Collected data:
◆ ◆ ◆
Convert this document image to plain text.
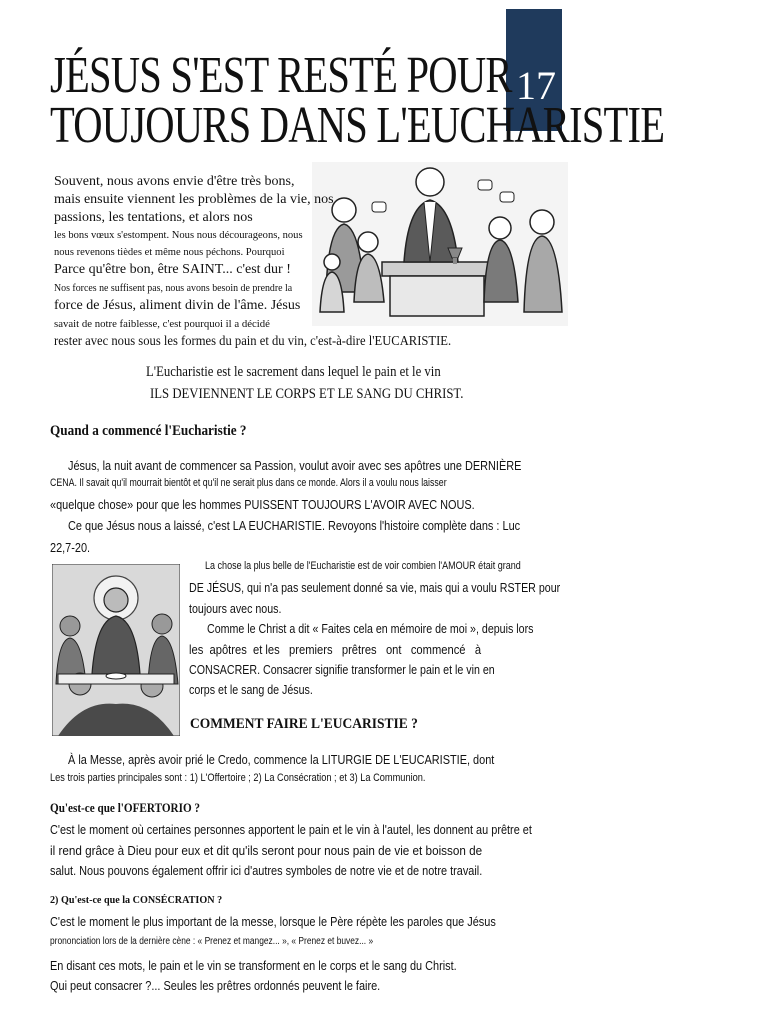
17
JÉSUS S'EST RESTÉ POUR
TOUJOURS DANS L'EUCHARISTIE
Souvent, nous avons envie d'être très bons,
mais ensuite viennent les problèmes de la vie, nos
passions, les tentations, et alors nos
les bons vœux s'estompent. Nous nous décourageons, nous
nous revenons tièdes et même nous péchons. Pourquoi
Parce qu'être bon, être SAINT... c'est dur !
Nos forces ne suffisent pas, nous avons besoin de prendre la
force de Jésus, aliment divin de l'âme. Jésus
savait de notre faiblesse, c'est pourquoi il a décidé
rester avec nous sous les formes du pain et du vin, c'est-à-dire l'EUCARISTIE.
L'Eucharistie est le sacrement dans lequel le pain et le vin
ILS DEVIENNENT LE CORPS ET LE SANG DU CHRIST.
Quand a commencé l'Eucharistie ?
Jésus, la nuit avant de commencer sa Passion, voulut avoir avec ses apôtres une DERNIÈRE
CENA. Il savait qu'il mourrait bientôt et qu'il ne serait plus dans ce monde. Alors il a voulu nous laisser
«quelque chose» pour que les hommes PUISSENT TOUJOURS L'AVOIR AVEC NOUS.
Ce que Jésus nous a laissé, c'est LA EUCHARISTIE. Revoyons l'histoire complète dans : Luc
22,7-20.
La chose la plus belle de l'Eucharistie est de voir combien l'AMOUR était grand
DE JÉSUS, qui n'a pas seulement donné sa vie, mais qui a voulu RSTER pour
toujours avec nous.
Comme le Christ a dit « Faites cela en mémoire de moi », depuis lors
les  apôtres  et les   premiers   prêtres   ont   commencé   à
CONSACRER. Consacrer signifie transformer le pain et le vin en
corps et le sang de Jésus.
COMMENT FAIRE L'EUCARISTIE ?
À la Messe, après avoir prié le Credo, commence la LITURGIE DE L'EUCARISTIE, dont
Les trois parties principales sont : 1) L'Offertoire ; 2) La Consécration ; et 3) La Communion.
Qu'est-ce que l'OFERTORIO ?
C'est le moment où certaines personnes apportent le pain et le vin à l'autel, les donnent au prêtre et
il rend grâce à Dieu pour eux et dit qu'ils seront pour nous pain de vie et boisson de
salut. Nous pouvons également offrir ici d'autres symboles de notre vie et de notre travail.
2) Qu'est-ce que la CONSÉCRATION ?
C'est le moment le plus important de la messe, lorsque le Père répète les paroles que Jésus
prononciation lors de la dernière cène : « Prenez et mangez... », « Prenez et buvez... »
En disant ces mots, le pain et le vin se transforment en le corps et le sang du Christ.
Qui peut consacrer ?... Seules les prêtres ordonnés peuvent le faire.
◆ ◆ ◆
- _Your instructions_: Quote the preceding listing precisely and completely, omitting its images.

- _Task solution_:
Convert this document image to plain text.
17
JÉSUS S'EST RESTÉ POUR
TOUJOURS DANS L'EUCHARISTIE
Souvent, nous avons envie d'être très bons,
mais ensuite viennent les problèmes de la vie, nos
passions, les tentations, et alors nos
les bons vœux s'estompent. Nous nous décourageons, nous
nous revenons tièdes et même nous péchons. Pourquoi
Parce qu'être bon, être SAINT... c'est dur !
Nos forces ne suffisent pas, nous avons besoin de prendre la
force de Jésus, aliment divin de l'âme. Jésus
savait de notre faiblesse, c'est pourquoi il a décidé
rester avec nous sous les formes du pain et du vin, c'est-à-dire l'EUCARISTIE.
L'Eucharistie est le sacrement dans lequel le pain et le vin
ILS DEVIENNENT LE CORPS ET LE SANG DU CHRIST.
Quand a commencé l'Eucharistie ?
Jésus, la nuit avant de commencer sa Passion, voulut avoir avec ses apôtres une DERNIÈRE
CENA. Il savait qu'il mourrait bientôt et qu'il ne serait plus dans ce monde. Alors il a voulu nous laisser
«quelque chose» pour que les hommes PUISSENT TOUJOURS L'AVOIR AVEC NOUS.
Ce que Jésus nous a laissé, c'est LA EUCHARISTIE. Revoyons l'histoire complète dans : Luc
22,7-20.
La chose la plus belle de l'Eucharistie est de voir combien l'AMOUR était grand
DE JÉSUS, qui n'a pas seulement donné sa vie, mais qui a voulu RSTER pour
toujours avec nous.
Comme le Christ a dit « Faites cela en mémoire de moi », depuis lors
les  apôtres  et les   premiers   prêtres   ont   commencé   à
CONSACRER. Consacrer signifie transformer le pain et le vin en
corps et le sang de Jésus.
COMMENT FAIRE L'EUCARISTIE ?
À la Messe, après avoir prié le Credo, commence la LITURGIE DE L'EUCARISTIE, dont
Les trois parties principales sont : 1) L'Offertoire ; 2) La Consécration ; et 3) La Communion.
Qu'est-ce que l'OFERTORIO ?
C'est le moment où certaines personnes apportent le pain et le vin à l'autel, les donnent au prêtre et
il rend grâce à Dieu pour eux et dit qu'ils seront pour nous pain de vie et boisson de
salut. Nous pouvons également offrir ici d'autres symboles de notre vie et de notre travail.
2) Qu'est-ce que la CONSÉCRATION ?
C'est le moment le plus important de la messe, lorsque le Père répète les paroles que Jésus
prononciation lors de la dernière cène : « Prenez et mangez... », « Prenez et buvez... »
En disant ces mots, le pain et le vin se transforment en le corps et le sang du Christ.
Qui peut consacrer ?... Seules les prêtres ordonnés peuvent le faire.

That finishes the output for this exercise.